• EXERCISE REQUIREMENTS: Each entry below is to be extracted exactly.

• DATA EXTRACT:
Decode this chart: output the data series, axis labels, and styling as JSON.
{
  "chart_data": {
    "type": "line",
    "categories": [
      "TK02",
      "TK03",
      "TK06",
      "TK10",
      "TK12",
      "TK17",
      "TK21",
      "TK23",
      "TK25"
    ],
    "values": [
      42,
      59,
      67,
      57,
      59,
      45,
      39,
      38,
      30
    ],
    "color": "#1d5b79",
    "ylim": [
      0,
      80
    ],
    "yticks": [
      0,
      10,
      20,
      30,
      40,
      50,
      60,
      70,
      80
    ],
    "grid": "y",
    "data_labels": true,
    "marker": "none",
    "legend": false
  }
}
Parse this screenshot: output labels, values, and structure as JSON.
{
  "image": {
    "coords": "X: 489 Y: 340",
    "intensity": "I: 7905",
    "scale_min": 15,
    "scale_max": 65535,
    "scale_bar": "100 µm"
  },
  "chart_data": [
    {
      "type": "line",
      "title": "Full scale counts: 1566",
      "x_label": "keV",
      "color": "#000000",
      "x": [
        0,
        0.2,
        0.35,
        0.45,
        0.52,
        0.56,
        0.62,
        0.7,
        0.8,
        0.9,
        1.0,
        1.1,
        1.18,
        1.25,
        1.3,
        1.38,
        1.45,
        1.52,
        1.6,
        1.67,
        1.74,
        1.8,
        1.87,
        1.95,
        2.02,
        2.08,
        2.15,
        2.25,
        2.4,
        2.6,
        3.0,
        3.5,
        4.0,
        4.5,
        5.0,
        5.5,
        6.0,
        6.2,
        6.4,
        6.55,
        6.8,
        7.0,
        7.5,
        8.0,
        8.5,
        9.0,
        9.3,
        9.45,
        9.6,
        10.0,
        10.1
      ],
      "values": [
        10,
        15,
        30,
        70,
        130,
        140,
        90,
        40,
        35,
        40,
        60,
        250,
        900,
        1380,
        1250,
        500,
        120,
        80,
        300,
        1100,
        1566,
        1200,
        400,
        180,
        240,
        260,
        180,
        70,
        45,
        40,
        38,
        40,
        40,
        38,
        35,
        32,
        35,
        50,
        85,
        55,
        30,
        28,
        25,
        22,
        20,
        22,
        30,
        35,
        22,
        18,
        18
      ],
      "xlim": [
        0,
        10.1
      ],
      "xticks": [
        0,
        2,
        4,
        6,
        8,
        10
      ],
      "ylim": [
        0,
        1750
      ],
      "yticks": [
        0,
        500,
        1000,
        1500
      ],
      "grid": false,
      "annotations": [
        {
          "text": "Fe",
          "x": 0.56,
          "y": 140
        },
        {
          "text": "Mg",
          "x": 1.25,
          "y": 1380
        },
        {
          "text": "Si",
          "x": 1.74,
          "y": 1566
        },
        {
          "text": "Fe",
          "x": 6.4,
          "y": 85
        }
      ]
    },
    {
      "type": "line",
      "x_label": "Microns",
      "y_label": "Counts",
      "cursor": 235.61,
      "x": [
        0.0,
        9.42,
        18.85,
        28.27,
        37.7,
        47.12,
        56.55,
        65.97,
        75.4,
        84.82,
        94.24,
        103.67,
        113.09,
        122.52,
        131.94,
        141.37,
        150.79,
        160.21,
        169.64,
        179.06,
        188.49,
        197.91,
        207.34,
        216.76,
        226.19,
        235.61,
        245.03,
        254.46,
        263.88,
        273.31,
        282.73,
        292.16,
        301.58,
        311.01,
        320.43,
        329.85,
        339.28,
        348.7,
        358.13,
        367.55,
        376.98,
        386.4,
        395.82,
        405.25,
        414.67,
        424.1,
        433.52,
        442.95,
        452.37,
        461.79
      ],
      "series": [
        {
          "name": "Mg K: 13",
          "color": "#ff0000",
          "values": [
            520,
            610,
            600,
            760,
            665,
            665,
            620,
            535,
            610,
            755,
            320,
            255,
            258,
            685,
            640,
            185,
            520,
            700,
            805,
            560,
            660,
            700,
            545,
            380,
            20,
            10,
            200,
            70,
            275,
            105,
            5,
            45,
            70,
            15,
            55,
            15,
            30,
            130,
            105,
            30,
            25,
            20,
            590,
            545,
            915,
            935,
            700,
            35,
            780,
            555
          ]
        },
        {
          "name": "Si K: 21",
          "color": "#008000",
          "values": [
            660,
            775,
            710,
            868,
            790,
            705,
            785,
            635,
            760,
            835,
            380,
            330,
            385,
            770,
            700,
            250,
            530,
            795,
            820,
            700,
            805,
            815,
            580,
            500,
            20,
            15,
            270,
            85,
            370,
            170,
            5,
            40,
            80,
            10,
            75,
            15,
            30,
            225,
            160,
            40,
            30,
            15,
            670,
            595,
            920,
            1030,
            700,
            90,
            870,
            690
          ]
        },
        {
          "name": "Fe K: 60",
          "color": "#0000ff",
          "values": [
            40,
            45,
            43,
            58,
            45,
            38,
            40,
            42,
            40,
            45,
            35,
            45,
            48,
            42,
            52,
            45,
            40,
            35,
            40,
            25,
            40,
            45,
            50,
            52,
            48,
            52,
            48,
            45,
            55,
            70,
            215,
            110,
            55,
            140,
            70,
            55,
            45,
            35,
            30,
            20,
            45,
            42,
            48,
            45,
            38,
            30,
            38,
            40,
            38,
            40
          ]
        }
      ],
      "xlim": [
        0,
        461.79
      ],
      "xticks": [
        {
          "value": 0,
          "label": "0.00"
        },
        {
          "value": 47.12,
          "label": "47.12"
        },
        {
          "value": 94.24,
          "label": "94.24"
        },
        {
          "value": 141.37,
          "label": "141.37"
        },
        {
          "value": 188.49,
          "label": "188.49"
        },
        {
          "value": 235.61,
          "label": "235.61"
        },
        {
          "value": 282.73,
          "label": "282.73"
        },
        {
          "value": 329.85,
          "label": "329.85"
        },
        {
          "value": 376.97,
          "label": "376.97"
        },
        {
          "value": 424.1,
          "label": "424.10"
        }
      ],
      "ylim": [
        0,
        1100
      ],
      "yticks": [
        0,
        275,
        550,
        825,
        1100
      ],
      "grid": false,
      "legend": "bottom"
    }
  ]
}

• CORRECT RESPONSE:
Decode this chart: output the data series, axis labels, and styling as JSON.
{
  "chart_data": {
    "type": "line",
    "categories": [
      "TK02",
      "TK03",
      "TK06",
      "TK10",
      "TK12",
      "TK17",
      "TK21",
      "TK23",
      "TK25"
    ],
    "values": [
      42,
      59,
      67,
      57,
      59,
      45,
      39,
      38,
      30
    ],
    "color": "#1d5b79",
    "ylim": [
      0,
      80
    ],
    "yticks": [
      0,
      10,
      20,
      30,
      40,
      50,
      60,
      70,
      80
    ],
    "grid": "y",
    "data_labels": true,
    "marker": "none",
    "legend": false
  }
}
Parse this screenshot: output labels, values, and structure as JSON.
{
  "image": {
    "coords": "X: 489 Y: 340",
    "intensity": "I: 7905",
    "scale_min": 15,
    "scale_max": 65535,
    "scale_bar": "100 µm"
  },
  "chart_data": [
    {
      "type": "line",
      "title": "Full scale counts: 1566",
      "x_label": "keV",
      "color": "#000000",
      "x": [
        0,
        0.2,
        0.35,
        0.45,
        0.52,
        0.56,
        0.62,
        0.7,
        0.8,
        0.9,
        1.0,
        1.1,
        1.18,
        1.25,
        1.3,
        1.38,
        1.45,
        1.52,
        1.6,
        1.67,
        1.74,
        1.8,
        1.87,
        1.95,
        2.02,
        2.08,
        2.15,
        2.25,
        2.4,
        2.6,
        3.0,
        3.5,
        4.0,
        4.5,
        5.0,
        5.5,
        6.0,
        6.2,
        6.4,
        6.55,
        6.8,
        7.0,
        7.5,
        8.0,
        8.5,
        9.0,
        9.3,
        9.45,
        9.6,
        10.0,
        10.1
      ],
      "values": [
        10,
        15,
        30,
        70,
        130,
        140,
        90,
        40,
        35,
        40,
        60,
        250,
        900,
        1380,
        1250,
        500,
        120,
        80,
        300,
        1100,
        1566,
        1200,
        400,
        180,
        240,
        260,
        180,
        70,
        45,
        40,
        38,
        40,
        40,
        38,
        35,
        32,
        35,
        50,
        85,
        55,
        30,
        28,
        25,
        22,
        20,
        22,
        30,
        35,
        22,
        18,
        18
      ],
      "xlim": [
        0,
        10.1
      ],
      "xticks": [
        0,
        2,
        4,
        6,
        8,
        10
      ],
      "ylim": [
        0,
        1750
      ],
      "yticks": [
        0,
        500,
        1000,
        1500
      ],
      "grid": false,
      "annotations": [
        {
          "text": "Fe",
          "x": 0.56,
          "y": 140
        },
        {
          "text": "Mg",
          "x": 1.25,
          "y": 1380
        },
        {
          "text": "Si",
          "x": 1.74,
          "y": 1566
        },
        {
          "text": "Fe",
          "x": 6.4,
          "y": 85
        }
      ]
    },
    {
      "type": "line",
      "x_label": "Microns",
      "y_label": "Counts",
      "cursor": 235.61,
      "x": [
        0.0,
        9.42,
        18.85,
        28.27,
        37.7,
        47.12,
        56.55,
        65.97,
        75.4,
        84.82,
        94.24,
        103.67,
        113.09,
        122.52,
        131.94,
        141.37,
        150.79,
        160.21,
        169.64,
        179.06,
        188.49,
        197.91,
        207.34,
        216.76,
        226.19,
        235.61,
        245.03,
        254.46,
        263.88,
        273.31,
        282.73,
        292.16,
        301.58,
        311.01,
        320.43,
        329.85,
        339.28,
        348.7,
        358.13,
        367.55,
        376.98,
        386.4,
        395.82,
        405.25,
        414.67,
        424.1,
        433.52,
        442.95,
        452.37,
        461.79
      ],
      "series": [
        {
          "name": "Mg K: 13",
          "color": "#ff0000",
          "values": [
            520,
            610,
            600,
            760,
            665,
            665,
            620,
            535,
            610,
            755,
            320,
            255,
            258,
            685,
            640,
            185,
            520,
            700,
            805,
            560,
            660,
            700,
            545,
            380,
            20,
            10,
            200,
            70,
            275,
            105,
            5,
            45,
            70,
            15,
            55,
            15,
            30,
            130,
            105,
            30,
            25,
            20,
            590,
            545,
            915,
            935,
            700,
            35,
            780,
            555
          ]
        },
        {
          "name": "Si K: 21",
          "color": "#008000",
          "values": [
            660,
            775,
            710,
            868,
            790,
            705,
            785,
            635,
            760,
            835,
            380,
            330,
            385,
            770,
            700,
            250,
            530,
            795,
            820,
            700,
            805,
            815,
            580,
            500,
            20,
            15,
            270,
            85,
            370,
            170,
            5,
            40,
            80,
            10,
            75,
            15,
            30,
            225,
            160,
            40,
            30,
            15,
            670,
            595,
            920,
            1030,
            700,
            90,
            870,
            690
          ]
        },
        {
          "name": "Fe K: 60",
          "color": "#0000ff",
          "values": [
            40,
            45,
            43,
            58,
            45,
            38,
            40,
            42,
            40,
            45,
            35,
            45,
            48,
            42,
            52,
            45,
            40,
            35,
            40,
            25,
            40,
            45,
            50,
            52,
            48,
            52,
            48,
            45,
            55,
            70,
            215,
            110,
            55,
            140,
            70,
            55,
            45,
            35,
            30,
            20,
            45,
            42,
            48,
            45,
            38,
            30,
            38,
            40,
            38,
            40
          ]
        }
      ],
      "xlim": [
        0,
        461.79
      ],
      "xticks": [
        {
          "value": 0,
          "label": "0.00"
        },
        {
          "value": 47.12,
          "label": "47.12"
        },
        {
          "value": 94.24,
          "label": "94.24"
        },
        {
          "value": 141.37,
          "label": "141.37"
        },
        {
          "value": 188.49,
          "label": "188.49"
        },
        {
          "value": 235.61,
          "label": "235.61"
        },
        {
          "value": 282.73,
          "label": "282.73"
        },
        {
          "value": 329.85,
          "label": "329.85"
        },
        {
          "value": 376.97,
          "label": "376.97"
        },
        {
          "value": 424.1,
          "label": "424.10"
        }
      ],
      "ylim": [
        0,
        1100
      ],
      "yticks": [
        0,
        275,
        550,
        825,
        1100
      ],
      "grid": false,
      "legend": "bottom"
    }
  ]
}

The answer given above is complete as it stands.